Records
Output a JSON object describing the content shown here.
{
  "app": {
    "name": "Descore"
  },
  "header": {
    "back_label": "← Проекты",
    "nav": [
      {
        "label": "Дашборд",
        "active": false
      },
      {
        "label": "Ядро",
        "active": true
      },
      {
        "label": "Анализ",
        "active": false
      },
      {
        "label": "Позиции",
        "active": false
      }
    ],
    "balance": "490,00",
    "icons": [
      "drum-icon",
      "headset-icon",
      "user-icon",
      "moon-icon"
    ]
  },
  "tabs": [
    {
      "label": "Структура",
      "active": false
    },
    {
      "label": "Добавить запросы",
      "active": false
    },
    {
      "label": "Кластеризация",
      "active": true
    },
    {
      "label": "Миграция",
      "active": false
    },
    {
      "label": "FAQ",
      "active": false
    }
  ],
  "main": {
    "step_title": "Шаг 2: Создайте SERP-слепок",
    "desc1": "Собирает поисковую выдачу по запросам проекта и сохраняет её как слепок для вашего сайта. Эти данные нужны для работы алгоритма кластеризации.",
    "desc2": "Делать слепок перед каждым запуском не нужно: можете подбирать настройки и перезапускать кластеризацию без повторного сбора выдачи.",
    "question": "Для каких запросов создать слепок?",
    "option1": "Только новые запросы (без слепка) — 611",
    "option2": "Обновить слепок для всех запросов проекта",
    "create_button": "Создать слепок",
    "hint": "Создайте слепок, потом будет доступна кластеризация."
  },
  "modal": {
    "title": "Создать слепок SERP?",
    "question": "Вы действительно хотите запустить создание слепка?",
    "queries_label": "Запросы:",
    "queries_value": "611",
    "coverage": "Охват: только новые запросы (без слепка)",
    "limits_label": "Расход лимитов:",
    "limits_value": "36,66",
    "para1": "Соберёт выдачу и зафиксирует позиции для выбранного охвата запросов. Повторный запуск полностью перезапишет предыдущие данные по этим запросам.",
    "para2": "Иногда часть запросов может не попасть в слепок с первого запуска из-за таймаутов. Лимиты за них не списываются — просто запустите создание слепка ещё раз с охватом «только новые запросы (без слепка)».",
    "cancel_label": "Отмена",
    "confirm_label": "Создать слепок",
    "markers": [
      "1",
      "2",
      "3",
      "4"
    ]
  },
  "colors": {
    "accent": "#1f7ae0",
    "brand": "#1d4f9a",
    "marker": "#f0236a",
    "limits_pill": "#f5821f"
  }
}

Exercise instructions: Give the listing above again, word for word.

Correct answer:
Output a JSON object describing the content shown here.
{
  "app": {
    "name": "Descore"
  },
  "header": {
    "back_label": "← Проекты",
    "nav": [
      {
        "label": "Дашборд",
        "active": false
      },
      {
        "label": "Ядро",
        "active": true
      },
      {
        "label": "Анализ",
        "active": false
      },
      {
        "label": "Позиции",
        "active": false
      }
    ],
    "balance": "490,00",
    "icons": [
      "drum-icon",
      "headset-icon",
      "user-icon",
      "moon-icon"
    ]
  },
  "tabs": [
    {
      "label": "Структура",
      "active": false
    },
    {
      "label": "Добавить запросы",
      "active": false
    },
    {
      "label": "Кластеризация",
      "active": true
    },
    {
      "label": "Миграция",
      "active": false
    },
    {
      "label": "FAQ",
      "active": false
    }
  ],
  "main": {
    "step_title": "Шаг 2: Создайте SERP-слепок",
    "desc1": "Собирает поисковую выдачу по запросам проекта и сохраняет её как слепок для вашего сайта. Эти данные нужны для работы алгоритма кластеризации.",
    "desc2": "Делать слепок перед каждым запуском не нужно: можете подбирать настройки и перезапускать кластеризацию без повторного сбора выдачи.",
    "question": "Для каких запросов создать слепок?",
    "option1": "Только новые запросы (без слепка) — 611",
    "option2": "Обновить слепок для всех запросов проекта",
    "create_button": "Создать слепок",
    "hint": "Создайте слепок, потом будет доступна кластеризация."
  },
  "modal": {
    "title": "Создать слепок SERP?",
    "question": "Вы действительно хотите запустить создание слепка?",
    "queries_label": "Запросы:",
    "queries_value": "611",
    "coverage": "Охват: только новые запросы (без слепка)",
    "limits_label": "Расход лимитов:",
    "limits_value": "36,66",
    "para1": "Соберёт выдачу и зафиксирует позиции для выбранного охвата запросов. Повторный запуск полностью перезапишет предыдущие данные по этим запросам.",
    "para2": "Иногда часть запросов может не попасть в слепок с первого запуска из-за таймаутов. Лимиты за них не списываются — просто запустите создание слепка ещё раз с охватом «только новые запросы (без слепка)».",
    "cancel_label": "Отмена",
    "confirm_label": "Создать слепок",
    "markers": [
      "1",
      "2",
      "3",
      "4"
    ]
  },
  "colors": {
    "accent": "#1f7ae0",
    "brand": "#1d4f9a",
    "marker": "#f0236a",
    "limits_pill": "#f5821f"
  }
}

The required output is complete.